→ What is required:
Repeat the records in full and exactly, omitting pictures.

→ Records shown:
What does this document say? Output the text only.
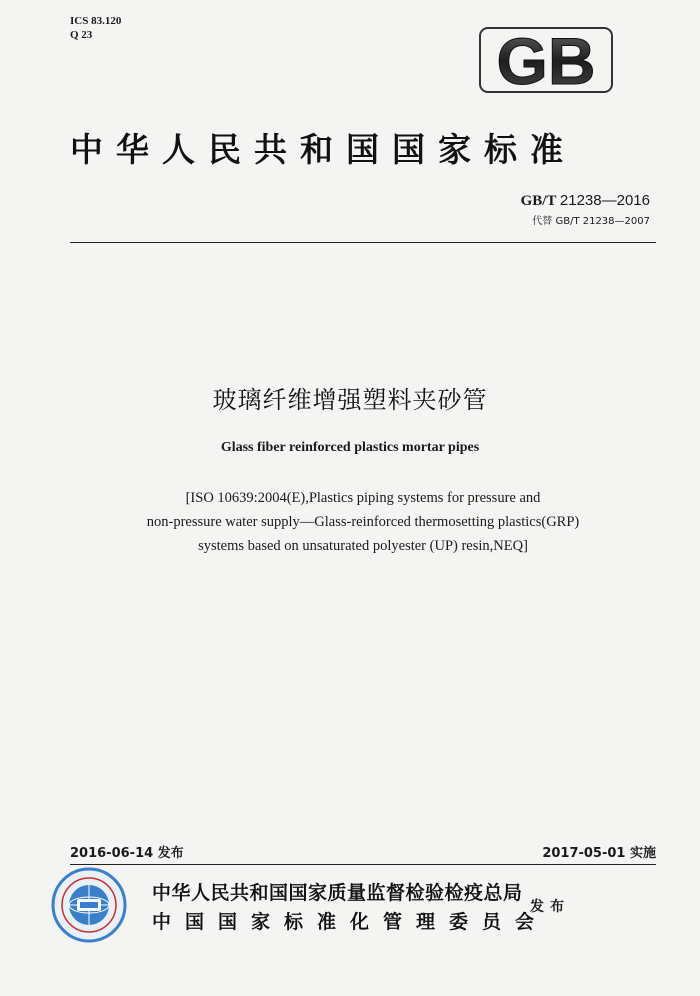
ICS 83.120
Q 23	GB
中华人民共和国国家标准
GB/T 21238—2016
代替 GB/T 21238—2007
玻璃纤维增强塑料夹砂管
Glass fiber reinforced plastics mortar pipes
[ISO 10639:2004(E),Plastics piping systems for pressure and
non-pressure water supply—Glass-reinforced thermosetting plastics(GRP)
systems based on unsaturated polyester (UP) resin,NEQ]
2016-06-14 发布	2017-05-01 实施
中华人民共和国国家质量监督检验检疫总局
中国国家标准化管理委员会
发布
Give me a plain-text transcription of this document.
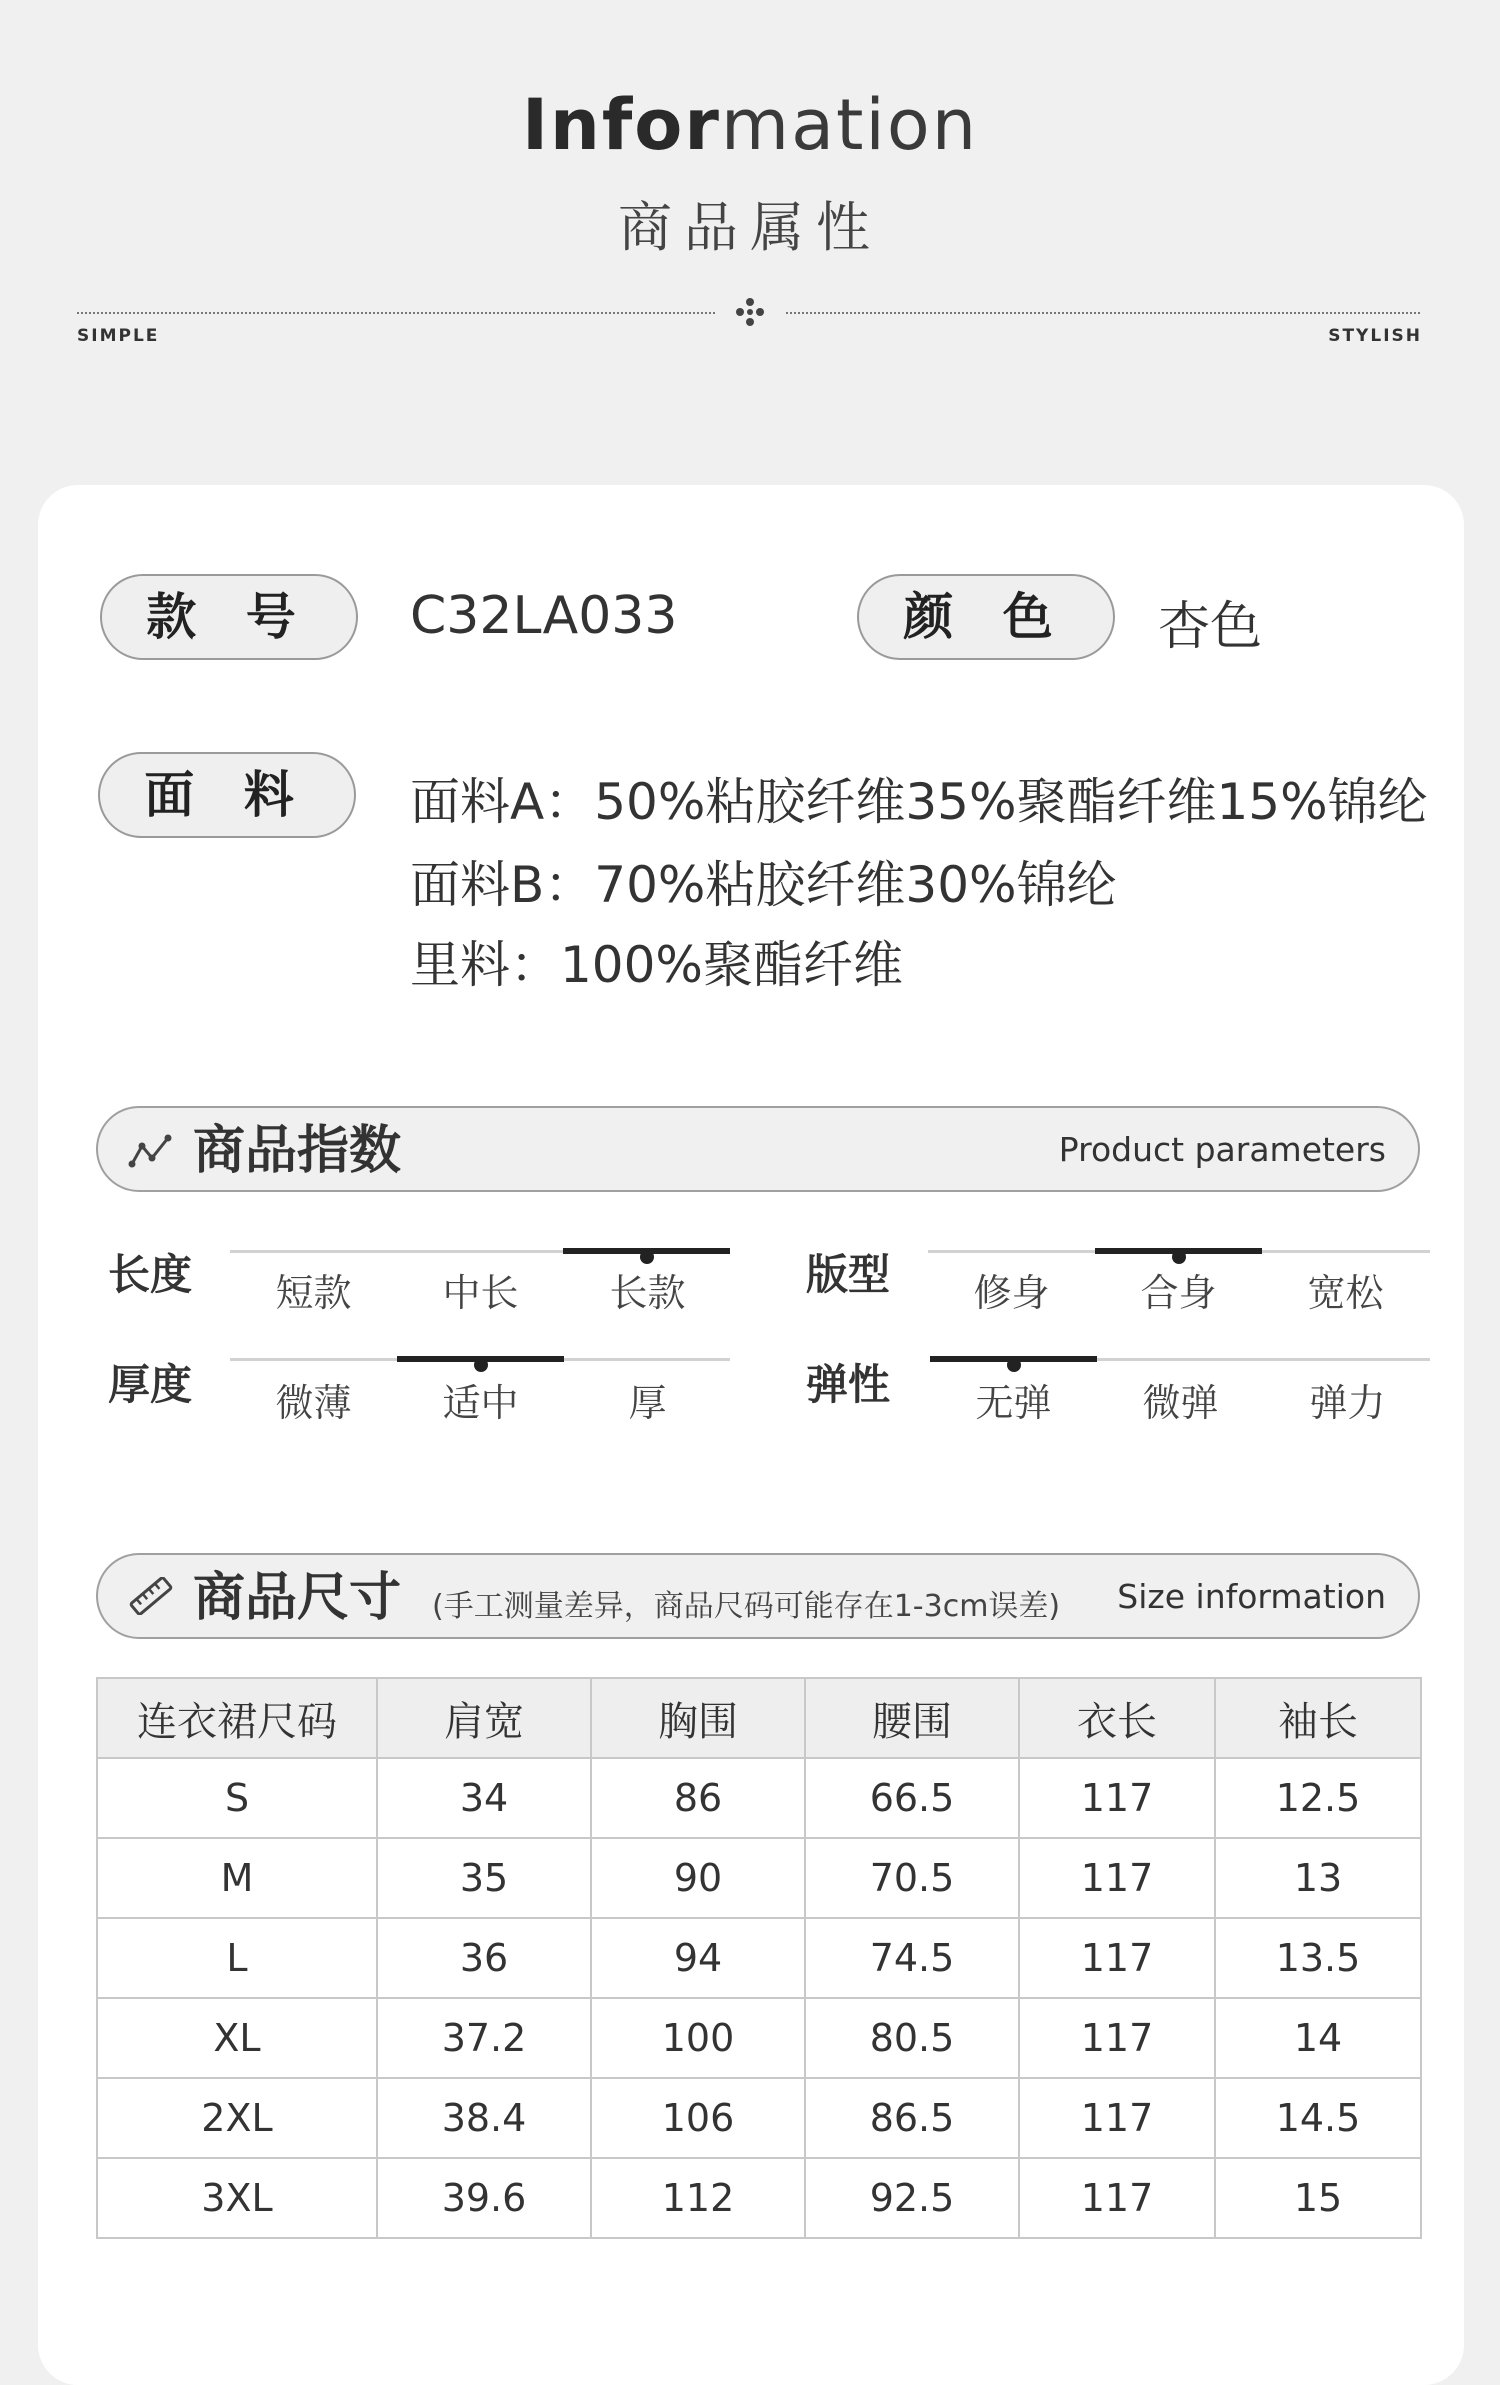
Information
商品属性
SIMPLE	STYLISH
款 号	C32LA033	颜 色	杏色
面 料	面料A：50%粘胶纤维35%聚酯纤维15%锦纶
面料B：70%粘胶纤维30%锦纶
里料：100%聚酯纤维
商品指数	Product parameters
长度	短款	中长	长款	版型	修身	合身	宽松
厚度	微薄	适中	厚	弹性	无弹	微弹	弹力
商品尺寸 (手工测量差异，商品尺码可能存在1-3cm误差) Size information
连衣裙尺码	肩宽	胸围	腰围	衣长	袖长
S	34	86	66.5	117	12.5
M	35	90	70.5	117	13
L	36	94	74.5	117	13.5
XL	37.2	100	80.5	117	14
2XL	38.4	106	86.5	117	14.5
3XL	39.6	112	92.5	117	15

→ Result below:
What does this document say? Output the text only.
ICS 83.120
Q 23	GB
中华人民共和国国家标准
GB/T 21238—2016
代替 GB/T 21238—2007
玻璃纤维增强塑料夹砂管
Glass fiber reinforced plastics mortar pipes
[ISO 10639:2004(E),Plastics piping systems for pressure and
non-pressure water supply—Glass-reinforced thermosetting plastics(GRP)
systems based on unsaturated polyester (UP) resin,NEQ]
2016-06-14 发布	2017-05-01 实施
中华人民共和国国家质量监督检验检疫总局
中国国家标准化管理委员会
发布
Give me a plain-text transcription of this document.
Information
商品属性
SIMPLE	STYLISH
款 号	C32LA033	颜 色	杏色
面 料	面料A：50%粘胶纤维35%聚酯纤维15%锦纶
面料B：70%粘胶纤维30%锦纶
里料：100%聚酯纤维
商品指数	Product parameters
长度	短款	中长	长款	版型	修身	合身	宽松
厚度	微薄	适中	厚	弹性	无弹	微弹	弹力
商品尺寸 (手工测量差异，商品尺码可能存在1-3cm误差) Size information
连衣裙尺码	肩宽	胸围	腰围	衣长	袖长
S	34	86	66.5	117	12.5
M	35	90	70.5	117	13
L	36	94	74.5	117	13.5
XL	37.2	100	80.5	117	14
2XL	38.4	106	86.5	117	14.5
3XL	39.6	112	92.5	117	15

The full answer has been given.